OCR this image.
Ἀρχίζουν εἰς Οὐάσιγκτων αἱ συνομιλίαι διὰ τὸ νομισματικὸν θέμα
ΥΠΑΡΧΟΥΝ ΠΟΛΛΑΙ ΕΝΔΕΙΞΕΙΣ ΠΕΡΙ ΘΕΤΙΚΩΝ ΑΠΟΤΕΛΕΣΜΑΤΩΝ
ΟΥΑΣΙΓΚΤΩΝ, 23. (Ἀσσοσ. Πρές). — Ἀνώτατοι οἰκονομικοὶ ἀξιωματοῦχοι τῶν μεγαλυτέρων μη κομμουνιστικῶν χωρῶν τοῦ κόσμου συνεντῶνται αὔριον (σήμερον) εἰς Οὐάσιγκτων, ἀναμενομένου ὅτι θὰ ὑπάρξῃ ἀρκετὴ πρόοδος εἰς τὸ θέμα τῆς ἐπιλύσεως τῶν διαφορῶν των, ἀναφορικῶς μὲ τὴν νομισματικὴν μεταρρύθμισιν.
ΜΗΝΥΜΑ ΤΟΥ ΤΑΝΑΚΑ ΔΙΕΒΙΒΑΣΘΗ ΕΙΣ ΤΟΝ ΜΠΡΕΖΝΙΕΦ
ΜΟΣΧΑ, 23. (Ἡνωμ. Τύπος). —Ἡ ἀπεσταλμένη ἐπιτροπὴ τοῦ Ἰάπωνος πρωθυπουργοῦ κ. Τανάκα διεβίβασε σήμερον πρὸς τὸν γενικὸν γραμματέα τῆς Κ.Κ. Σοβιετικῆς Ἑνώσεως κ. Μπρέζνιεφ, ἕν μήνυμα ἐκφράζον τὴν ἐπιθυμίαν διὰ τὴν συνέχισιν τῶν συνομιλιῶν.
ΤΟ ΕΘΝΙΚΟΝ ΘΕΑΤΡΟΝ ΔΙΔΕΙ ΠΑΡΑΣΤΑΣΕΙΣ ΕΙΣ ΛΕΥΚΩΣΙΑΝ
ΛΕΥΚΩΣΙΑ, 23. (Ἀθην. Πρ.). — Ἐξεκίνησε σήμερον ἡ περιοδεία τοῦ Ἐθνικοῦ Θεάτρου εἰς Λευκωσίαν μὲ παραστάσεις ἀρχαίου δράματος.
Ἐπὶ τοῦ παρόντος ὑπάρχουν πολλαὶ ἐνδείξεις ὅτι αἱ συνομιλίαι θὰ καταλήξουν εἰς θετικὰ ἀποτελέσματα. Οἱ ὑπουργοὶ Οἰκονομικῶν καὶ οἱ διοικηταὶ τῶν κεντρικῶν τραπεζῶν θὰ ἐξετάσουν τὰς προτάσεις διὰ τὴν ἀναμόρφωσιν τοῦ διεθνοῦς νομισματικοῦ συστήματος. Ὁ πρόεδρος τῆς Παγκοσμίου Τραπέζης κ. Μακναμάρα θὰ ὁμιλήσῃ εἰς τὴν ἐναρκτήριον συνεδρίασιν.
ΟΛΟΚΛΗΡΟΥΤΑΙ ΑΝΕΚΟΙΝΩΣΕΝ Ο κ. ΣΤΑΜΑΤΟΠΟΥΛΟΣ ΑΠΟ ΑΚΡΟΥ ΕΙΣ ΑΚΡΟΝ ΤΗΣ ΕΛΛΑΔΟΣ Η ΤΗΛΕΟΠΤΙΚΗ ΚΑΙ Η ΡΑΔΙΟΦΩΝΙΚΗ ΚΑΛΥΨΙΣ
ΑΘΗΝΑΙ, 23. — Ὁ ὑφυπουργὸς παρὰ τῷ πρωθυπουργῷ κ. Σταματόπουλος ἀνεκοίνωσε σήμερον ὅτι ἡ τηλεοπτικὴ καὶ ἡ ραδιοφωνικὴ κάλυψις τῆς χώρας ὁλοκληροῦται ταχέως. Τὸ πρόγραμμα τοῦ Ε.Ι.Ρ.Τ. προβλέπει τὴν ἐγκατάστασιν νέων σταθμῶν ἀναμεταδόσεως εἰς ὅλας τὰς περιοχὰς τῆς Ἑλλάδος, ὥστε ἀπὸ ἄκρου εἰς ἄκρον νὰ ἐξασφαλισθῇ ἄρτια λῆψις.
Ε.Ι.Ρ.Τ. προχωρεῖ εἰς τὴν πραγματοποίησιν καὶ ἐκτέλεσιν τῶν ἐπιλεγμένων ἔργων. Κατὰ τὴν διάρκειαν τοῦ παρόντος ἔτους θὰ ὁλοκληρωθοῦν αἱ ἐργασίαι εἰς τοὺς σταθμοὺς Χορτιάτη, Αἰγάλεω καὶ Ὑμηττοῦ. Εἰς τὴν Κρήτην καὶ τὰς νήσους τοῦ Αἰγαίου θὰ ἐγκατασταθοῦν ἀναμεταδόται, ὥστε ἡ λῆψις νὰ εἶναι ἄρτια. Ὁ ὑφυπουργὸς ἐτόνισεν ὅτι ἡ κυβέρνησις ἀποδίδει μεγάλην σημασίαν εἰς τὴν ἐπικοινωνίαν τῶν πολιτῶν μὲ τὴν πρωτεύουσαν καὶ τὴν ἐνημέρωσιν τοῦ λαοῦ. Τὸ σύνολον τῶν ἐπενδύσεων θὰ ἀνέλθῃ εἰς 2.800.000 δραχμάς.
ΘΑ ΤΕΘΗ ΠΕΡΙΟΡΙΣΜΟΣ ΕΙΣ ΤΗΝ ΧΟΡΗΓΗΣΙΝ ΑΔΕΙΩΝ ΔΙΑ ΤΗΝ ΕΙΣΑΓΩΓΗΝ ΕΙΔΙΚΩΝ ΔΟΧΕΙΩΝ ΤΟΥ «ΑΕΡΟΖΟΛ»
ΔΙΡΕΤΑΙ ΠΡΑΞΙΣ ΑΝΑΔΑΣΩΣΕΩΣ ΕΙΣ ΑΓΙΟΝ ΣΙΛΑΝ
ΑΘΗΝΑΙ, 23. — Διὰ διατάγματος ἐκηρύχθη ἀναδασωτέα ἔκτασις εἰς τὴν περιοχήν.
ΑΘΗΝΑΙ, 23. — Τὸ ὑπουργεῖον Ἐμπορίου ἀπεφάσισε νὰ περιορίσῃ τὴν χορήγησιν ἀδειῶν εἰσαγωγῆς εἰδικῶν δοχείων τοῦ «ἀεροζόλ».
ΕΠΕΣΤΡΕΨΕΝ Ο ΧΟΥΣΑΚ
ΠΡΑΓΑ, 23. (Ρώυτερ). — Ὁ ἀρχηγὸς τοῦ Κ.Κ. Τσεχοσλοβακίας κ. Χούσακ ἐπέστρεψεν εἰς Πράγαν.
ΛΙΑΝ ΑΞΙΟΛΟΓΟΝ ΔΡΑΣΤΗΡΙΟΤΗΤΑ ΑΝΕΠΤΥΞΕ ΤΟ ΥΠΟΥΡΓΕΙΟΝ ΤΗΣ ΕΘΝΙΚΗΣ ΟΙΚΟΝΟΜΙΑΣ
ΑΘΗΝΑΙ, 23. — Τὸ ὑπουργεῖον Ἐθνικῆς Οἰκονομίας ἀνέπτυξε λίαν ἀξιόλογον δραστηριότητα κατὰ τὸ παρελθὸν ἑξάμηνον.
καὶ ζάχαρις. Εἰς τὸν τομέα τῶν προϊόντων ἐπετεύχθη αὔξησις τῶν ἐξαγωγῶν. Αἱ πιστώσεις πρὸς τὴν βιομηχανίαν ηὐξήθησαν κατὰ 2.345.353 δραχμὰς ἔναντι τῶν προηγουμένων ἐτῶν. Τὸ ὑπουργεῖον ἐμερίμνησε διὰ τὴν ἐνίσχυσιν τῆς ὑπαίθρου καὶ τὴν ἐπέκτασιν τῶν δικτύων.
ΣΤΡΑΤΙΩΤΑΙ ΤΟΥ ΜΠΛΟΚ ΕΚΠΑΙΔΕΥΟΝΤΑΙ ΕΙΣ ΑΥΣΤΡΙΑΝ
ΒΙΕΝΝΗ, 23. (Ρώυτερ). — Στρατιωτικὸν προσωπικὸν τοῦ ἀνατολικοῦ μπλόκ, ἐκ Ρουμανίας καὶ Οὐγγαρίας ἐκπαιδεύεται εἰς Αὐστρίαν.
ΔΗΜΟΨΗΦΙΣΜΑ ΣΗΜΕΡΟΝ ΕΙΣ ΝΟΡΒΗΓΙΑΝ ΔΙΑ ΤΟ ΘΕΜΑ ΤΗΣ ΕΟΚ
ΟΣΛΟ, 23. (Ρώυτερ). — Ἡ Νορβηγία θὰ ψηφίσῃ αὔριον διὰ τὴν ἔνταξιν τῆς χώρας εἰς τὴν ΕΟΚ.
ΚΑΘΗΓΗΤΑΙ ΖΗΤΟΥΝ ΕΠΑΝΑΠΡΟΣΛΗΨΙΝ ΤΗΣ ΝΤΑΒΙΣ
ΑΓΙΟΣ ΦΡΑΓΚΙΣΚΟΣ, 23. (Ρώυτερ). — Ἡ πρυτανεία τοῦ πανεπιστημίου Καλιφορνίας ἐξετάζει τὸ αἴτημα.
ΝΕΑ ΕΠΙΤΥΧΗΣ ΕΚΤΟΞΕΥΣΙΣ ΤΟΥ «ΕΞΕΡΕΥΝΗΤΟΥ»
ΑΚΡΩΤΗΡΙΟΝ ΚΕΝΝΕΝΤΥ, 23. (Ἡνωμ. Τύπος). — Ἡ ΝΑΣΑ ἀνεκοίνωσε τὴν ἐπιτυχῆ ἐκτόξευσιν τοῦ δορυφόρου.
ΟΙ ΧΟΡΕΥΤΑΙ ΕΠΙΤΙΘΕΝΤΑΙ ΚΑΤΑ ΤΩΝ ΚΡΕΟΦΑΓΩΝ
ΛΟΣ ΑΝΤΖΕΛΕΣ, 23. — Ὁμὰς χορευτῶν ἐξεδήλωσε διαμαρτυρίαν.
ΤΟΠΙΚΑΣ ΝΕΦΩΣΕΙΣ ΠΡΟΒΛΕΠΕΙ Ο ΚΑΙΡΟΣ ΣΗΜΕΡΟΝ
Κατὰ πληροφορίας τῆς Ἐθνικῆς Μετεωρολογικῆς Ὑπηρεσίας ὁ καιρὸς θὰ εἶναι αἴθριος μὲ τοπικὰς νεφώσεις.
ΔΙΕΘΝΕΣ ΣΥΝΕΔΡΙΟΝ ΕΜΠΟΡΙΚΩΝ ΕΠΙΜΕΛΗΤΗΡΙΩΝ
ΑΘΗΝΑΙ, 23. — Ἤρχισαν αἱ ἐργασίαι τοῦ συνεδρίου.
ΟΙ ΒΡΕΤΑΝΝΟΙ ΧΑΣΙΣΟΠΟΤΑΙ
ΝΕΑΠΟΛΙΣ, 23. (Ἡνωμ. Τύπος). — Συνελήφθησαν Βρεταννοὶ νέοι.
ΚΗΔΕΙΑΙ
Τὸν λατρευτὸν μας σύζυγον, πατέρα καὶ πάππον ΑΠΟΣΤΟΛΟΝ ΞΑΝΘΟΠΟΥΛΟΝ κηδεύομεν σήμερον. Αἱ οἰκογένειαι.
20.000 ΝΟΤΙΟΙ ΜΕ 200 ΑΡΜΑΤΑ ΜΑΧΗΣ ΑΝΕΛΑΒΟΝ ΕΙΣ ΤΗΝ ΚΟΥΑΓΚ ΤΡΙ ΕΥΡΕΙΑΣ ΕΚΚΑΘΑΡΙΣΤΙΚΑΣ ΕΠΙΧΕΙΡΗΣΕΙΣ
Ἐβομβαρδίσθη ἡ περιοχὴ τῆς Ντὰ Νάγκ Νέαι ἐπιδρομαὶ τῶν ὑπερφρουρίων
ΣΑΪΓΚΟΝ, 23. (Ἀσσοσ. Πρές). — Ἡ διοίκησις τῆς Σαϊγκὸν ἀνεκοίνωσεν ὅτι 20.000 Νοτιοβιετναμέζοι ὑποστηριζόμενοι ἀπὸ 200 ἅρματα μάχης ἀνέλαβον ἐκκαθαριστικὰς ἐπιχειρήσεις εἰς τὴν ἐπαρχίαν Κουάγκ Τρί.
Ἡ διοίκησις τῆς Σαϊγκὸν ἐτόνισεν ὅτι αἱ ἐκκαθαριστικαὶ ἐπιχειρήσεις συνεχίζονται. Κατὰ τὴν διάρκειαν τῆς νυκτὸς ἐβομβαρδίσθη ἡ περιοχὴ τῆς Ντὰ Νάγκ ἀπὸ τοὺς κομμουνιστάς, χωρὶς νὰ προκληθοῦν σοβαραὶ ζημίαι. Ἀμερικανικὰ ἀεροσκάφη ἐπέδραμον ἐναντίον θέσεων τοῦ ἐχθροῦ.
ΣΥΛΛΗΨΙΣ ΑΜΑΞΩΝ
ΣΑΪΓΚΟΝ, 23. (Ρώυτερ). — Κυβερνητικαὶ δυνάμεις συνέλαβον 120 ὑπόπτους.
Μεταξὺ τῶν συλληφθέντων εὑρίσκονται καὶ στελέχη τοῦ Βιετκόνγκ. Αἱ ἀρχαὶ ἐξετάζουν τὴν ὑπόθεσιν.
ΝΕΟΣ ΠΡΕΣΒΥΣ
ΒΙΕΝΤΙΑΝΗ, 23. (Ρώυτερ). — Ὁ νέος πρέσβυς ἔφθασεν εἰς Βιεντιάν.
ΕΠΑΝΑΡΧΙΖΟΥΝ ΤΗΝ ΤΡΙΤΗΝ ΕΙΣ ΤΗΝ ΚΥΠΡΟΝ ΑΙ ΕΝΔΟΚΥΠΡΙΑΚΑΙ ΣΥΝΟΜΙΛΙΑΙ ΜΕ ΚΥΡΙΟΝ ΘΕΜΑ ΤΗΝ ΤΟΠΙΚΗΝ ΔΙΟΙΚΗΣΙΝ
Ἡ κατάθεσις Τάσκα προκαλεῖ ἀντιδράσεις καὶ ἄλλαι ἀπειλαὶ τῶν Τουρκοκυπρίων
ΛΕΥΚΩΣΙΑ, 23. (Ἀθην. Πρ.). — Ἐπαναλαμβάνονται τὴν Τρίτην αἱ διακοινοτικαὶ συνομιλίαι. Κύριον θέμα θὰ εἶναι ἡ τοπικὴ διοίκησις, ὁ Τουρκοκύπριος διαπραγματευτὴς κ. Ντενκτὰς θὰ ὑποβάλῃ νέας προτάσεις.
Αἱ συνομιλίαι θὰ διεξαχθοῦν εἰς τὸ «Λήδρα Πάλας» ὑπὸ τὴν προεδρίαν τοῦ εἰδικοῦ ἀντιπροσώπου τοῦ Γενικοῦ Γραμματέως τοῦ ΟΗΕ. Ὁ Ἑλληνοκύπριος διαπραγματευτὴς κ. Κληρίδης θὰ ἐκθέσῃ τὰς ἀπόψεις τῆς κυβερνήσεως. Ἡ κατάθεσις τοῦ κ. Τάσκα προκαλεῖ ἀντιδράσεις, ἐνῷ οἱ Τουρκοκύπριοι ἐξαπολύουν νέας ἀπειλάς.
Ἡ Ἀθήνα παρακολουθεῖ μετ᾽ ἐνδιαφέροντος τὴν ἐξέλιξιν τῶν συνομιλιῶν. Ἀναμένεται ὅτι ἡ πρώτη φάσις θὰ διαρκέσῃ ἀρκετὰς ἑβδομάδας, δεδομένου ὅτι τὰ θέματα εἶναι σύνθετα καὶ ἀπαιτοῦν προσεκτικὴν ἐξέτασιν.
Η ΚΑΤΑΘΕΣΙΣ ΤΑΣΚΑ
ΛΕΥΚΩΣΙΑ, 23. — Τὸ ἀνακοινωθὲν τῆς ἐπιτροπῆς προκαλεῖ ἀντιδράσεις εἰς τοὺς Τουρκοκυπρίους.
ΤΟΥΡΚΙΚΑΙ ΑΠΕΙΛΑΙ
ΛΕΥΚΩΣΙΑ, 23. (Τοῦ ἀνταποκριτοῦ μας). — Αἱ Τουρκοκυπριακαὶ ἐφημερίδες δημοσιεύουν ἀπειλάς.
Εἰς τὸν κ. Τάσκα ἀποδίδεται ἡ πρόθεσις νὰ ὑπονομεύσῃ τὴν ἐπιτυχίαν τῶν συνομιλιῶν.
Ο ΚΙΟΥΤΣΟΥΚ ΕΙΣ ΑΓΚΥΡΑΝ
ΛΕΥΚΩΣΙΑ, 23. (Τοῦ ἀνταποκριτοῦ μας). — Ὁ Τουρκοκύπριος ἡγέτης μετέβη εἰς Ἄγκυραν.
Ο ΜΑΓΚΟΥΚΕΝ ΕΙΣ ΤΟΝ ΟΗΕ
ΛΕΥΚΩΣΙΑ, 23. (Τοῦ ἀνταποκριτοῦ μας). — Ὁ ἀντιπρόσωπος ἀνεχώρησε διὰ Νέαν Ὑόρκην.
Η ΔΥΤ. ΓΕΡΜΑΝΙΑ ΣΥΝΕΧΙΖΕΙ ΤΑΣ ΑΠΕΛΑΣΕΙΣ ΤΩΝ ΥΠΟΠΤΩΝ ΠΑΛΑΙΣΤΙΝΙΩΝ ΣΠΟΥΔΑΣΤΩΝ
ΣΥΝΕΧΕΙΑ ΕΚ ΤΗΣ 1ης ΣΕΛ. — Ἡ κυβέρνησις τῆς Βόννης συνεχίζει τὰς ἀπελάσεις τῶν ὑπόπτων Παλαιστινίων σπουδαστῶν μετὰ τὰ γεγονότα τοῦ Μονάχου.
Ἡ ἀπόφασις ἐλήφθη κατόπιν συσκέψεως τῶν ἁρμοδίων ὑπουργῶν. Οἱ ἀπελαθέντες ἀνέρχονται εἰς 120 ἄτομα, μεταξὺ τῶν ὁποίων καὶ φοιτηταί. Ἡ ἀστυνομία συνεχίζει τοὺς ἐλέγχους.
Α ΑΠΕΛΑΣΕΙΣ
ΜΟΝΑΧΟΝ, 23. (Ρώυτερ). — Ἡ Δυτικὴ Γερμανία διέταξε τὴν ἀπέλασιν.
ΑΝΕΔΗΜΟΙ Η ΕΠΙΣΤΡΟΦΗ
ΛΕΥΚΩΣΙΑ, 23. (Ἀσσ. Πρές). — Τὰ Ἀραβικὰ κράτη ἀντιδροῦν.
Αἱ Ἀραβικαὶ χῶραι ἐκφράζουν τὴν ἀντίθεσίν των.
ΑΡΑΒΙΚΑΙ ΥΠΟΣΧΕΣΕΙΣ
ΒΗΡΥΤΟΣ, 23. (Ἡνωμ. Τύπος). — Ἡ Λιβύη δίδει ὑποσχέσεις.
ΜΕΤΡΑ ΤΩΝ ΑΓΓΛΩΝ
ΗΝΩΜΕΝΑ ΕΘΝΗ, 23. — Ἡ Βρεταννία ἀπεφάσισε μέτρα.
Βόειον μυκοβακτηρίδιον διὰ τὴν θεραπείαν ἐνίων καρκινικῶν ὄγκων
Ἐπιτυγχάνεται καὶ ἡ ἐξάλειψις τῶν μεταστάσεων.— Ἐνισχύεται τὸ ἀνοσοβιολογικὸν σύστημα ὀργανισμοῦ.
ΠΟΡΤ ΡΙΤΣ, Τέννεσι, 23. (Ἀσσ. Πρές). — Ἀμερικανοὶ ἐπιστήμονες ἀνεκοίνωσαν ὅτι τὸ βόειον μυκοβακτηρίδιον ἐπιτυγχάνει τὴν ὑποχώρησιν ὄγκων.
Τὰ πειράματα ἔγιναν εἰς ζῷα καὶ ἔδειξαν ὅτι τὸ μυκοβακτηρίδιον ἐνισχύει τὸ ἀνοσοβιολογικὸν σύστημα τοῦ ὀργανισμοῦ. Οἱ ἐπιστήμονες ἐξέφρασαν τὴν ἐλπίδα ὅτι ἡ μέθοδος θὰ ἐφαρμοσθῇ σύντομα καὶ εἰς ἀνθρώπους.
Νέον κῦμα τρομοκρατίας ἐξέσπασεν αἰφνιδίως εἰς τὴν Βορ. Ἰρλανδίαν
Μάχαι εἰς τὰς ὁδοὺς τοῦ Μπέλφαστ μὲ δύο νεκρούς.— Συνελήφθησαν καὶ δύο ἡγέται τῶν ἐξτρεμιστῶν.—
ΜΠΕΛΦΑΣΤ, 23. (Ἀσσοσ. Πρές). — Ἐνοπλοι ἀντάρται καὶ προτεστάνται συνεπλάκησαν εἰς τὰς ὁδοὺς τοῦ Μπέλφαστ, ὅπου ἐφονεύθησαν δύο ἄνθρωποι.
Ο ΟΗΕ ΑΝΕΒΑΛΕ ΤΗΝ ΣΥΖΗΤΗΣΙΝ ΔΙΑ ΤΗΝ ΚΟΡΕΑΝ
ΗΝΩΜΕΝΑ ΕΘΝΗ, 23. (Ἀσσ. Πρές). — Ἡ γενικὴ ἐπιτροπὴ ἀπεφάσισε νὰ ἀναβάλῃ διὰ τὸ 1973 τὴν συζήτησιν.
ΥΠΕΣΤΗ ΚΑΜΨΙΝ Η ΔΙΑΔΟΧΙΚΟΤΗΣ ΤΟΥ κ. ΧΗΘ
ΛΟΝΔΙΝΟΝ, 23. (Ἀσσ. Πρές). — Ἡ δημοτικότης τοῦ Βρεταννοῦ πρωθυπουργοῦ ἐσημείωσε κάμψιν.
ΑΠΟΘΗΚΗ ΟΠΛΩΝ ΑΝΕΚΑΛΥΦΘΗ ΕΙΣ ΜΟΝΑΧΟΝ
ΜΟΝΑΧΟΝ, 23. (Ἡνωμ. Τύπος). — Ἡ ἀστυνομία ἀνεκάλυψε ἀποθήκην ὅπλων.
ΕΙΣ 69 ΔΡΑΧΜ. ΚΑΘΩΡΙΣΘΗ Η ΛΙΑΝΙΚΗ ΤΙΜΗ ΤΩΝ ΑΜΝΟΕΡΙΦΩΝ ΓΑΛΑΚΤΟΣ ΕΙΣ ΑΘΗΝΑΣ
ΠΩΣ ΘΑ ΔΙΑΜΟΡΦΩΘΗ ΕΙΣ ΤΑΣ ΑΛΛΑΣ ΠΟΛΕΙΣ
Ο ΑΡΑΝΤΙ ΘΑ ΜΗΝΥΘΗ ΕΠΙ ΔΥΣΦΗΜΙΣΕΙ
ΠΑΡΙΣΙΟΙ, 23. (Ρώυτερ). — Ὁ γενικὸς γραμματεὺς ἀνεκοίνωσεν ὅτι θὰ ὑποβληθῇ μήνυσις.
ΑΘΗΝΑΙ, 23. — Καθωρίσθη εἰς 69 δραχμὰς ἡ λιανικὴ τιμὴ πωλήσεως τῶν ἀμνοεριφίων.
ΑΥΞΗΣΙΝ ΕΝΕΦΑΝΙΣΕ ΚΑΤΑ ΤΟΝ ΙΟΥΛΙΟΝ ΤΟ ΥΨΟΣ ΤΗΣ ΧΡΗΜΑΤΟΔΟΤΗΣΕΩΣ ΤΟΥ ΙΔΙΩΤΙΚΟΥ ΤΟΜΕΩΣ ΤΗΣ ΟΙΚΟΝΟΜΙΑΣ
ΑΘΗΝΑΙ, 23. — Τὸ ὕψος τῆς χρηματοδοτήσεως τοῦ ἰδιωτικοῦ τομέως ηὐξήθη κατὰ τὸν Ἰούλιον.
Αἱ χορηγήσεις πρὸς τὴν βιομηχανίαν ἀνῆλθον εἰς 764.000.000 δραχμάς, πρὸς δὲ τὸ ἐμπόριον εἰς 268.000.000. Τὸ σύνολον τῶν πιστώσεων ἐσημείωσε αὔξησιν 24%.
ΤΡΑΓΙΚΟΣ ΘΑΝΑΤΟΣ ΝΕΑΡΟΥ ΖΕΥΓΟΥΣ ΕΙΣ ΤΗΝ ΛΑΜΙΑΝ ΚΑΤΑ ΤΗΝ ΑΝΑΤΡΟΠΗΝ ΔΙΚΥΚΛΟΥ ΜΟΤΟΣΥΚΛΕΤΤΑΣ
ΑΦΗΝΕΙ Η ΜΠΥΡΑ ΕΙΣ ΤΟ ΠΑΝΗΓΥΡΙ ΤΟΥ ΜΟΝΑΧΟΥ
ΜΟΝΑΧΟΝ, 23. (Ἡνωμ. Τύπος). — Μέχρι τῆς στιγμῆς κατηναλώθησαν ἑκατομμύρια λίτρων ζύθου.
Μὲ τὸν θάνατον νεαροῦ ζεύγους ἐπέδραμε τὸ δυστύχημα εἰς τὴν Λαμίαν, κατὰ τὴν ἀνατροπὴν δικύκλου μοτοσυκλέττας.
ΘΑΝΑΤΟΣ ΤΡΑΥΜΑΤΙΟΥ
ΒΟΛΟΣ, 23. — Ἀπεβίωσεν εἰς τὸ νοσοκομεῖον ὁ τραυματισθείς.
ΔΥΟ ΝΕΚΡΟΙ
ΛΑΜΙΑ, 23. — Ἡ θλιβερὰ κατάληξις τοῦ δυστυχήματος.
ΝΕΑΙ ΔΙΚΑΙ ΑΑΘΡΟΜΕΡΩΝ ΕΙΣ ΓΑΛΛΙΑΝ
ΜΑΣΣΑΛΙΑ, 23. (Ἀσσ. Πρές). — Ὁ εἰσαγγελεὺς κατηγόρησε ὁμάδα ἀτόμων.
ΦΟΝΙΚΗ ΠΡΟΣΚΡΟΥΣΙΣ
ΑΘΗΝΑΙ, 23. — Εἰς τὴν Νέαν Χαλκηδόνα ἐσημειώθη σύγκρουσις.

━━━━━━━━━━

Directions ▸ Using the listing above, return all lines where the word "ἀνεκοίνωσεν" occurs.

Correct answer ▸
ΣΑΪΓΚΟΝ, 23. (Ἀσσοσ. Πρές). — Ἡ διοίκησις τῆς Σαϊγκὸν ἀνεκοίνωσεν ὅτι 20.000 Νοτιοβιετναμέζοι ὑποστηριζόμενοι ἀπὸ 200 ἅρματα μάχης ἀνέλαβον ἐκκαθαριστικὰς ἐπιχειρήσεις εἰς τὴν ἐπαρχίαν Κουάγκ Τρί.
ΠΑΡΙΣΙΟΙ, 23. (Ρώυτερ). — Ὁ γενικὸς γραμματεὺς ἀνεκοίνωσεν ὅτι θὰ ὑποβληθῇ μήνυσις.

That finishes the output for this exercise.